### SHORT TASK
Copy out each line featuring the string "this" from the entries beneath.

(Rows from a dataset)
* * *
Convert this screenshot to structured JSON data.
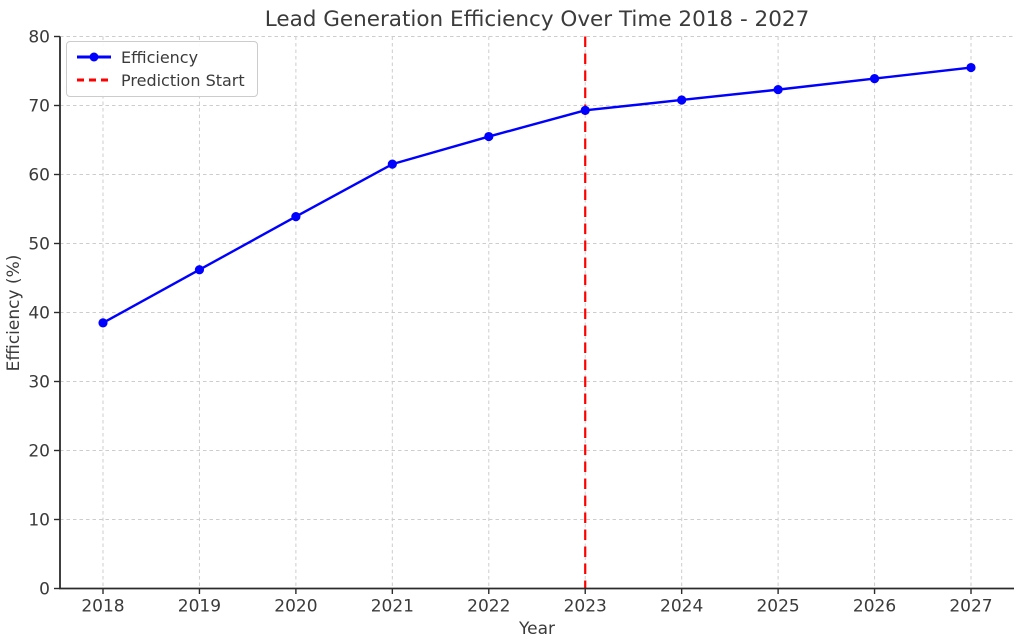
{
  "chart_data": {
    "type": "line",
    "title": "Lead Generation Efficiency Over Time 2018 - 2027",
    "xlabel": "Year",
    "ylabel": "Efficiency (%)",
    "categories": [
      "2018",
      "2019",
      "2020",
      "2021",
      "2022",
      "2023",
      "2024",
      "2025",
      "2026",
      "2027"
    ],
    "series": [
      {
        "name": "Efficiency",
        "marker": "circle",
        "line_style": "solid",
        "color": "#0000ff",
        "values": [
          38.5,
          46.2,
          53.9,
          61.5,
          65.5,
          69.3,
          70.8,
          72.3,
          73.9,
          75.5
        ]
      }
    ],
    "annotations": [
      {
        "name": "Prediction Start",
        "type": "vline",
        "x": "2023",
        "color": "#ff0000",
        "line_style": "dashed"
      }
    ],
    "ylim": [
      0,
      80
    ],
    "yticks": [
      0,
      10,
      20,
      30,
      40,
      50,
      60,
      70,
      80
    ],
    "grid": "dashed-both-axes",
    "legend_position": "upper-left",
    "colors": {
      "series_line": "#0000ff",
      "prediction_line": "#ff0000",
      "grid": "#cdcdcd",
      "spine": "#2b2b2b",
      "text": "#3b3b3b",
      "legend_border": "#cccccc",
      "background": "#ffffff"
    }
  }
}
* * *
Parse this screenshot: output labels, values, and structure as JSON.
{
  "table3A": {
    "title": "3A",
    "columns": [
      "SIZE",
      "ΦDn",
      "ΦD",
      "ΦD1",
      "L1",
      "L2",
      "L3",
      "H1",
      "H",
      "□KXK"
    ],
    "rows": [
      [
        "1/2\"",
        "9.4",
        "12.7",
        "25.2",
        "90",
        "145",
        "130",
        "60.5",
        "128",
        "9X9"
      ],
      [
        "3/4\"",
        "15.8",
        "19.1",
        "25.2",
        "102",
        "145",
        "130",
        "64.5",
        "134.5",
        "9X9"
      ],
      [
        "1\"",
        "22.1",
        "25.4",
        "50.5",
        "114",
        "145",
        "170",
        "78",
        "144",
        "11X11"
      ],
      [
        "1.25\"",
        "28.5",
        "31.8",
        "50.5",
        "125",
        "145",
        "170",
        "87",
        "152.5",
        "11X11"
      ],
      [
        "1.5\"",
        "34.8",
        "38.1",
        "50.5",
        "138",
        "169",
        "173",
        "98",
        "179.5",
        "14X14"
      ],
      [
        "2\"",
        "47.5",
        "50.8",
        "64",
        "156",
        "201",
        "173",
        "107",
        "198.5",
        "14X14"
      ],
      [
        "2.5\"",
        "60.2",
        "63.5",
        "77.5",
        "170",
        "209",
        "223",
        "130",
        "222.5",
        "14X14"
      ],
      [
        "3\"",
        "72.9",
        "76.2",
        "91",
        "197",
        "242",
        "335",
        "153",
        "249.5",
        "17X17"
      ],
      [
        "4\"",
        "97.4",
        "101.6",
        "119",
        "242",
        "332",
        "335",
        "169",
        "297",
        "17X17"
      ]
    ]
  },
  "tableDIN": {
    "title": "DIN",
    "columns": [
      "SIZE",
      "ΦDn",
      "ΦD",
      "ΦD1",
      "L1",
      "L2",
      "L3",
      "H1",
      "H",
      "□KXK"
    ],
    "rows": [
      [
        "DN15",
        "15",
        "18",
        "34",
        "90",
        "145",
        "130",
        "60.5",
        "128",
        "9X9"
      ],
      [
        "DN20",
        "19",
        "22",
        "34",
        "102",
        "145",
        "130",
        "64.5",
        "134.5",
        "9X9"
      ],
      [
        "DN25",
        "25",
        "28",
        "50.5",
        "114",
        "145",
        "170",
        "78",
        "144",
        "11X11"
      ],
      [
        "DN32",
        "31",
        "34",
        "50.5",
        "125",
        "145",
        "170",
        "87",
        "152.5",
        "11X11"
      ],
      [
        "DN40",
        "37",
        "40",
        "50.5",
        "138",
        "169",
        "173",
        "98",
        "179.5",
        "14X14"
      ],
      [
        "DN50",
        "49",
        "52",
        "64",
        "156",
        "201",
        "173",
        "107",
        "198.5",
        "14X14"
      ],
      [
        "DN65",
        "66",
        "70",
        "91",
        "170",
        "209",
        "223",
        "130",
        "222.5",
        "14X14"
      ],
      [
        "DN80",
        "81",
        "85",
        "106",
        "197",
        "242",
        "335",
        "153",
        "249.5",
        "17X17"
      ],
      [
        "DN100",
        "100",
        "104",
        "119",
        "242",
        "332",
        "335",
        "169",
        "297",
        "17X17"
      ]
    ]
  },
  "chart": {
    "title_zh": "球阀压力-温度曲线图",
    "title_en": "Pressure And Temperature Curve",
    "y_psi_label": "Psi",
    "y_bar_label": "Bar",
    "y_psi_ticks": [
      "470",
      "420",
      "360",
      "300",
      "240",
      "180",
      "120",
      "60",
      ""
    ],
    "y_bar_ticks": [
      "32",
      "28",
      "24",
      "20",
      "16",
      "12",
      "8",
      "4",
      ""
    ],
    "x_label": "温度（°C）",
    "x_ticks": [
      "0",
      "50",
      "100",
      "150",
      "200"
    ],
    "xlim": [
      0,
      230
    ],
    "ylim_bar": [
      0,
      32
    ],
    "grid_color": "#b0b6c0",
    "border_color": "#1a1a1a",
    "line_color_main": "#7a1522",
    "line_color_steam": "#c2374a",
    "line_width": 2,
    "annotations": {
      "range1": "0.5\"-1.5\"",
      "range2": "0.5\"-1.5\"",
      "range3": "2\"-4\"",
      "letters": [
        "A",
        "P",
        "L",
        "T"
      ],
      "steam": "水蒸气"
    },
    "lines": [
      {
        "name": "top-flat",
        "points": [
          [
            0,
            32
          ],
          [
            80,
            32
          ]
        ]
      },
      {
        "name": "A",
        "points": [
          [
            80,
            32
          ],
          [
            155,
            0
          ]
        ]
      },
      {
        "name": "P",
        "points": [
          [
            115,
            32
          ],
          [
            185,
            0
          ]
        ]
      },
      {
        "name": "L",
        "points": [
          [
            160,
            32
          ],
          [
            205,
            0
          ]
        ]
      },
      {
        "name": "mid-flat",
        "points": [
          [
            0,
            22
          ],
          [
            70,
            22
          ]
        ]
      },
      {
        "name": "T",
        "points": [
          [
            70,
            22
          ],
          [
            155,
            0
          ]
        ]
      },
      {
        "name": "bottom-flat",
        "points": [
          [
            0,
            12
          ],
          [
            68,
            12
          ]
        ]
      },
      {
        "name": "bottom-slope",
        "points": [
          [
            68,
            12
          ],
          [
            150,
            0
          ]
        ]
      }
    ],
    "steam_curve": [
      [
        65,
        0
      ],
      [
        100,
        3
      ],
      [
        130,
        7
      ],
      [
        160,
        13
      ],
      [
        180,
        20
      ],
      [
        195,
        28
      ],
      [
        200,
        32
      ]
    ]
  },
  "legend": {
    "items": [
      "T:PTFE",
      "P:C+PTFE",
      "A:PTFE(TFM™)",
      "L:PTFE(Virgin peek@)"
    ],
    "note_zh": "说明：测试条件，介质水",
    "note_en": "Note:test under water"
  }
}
* * *
### REPLY
Convert this screenshot to structured JSON data.
Parse this screenshot: output labels, values, and structure as JSON.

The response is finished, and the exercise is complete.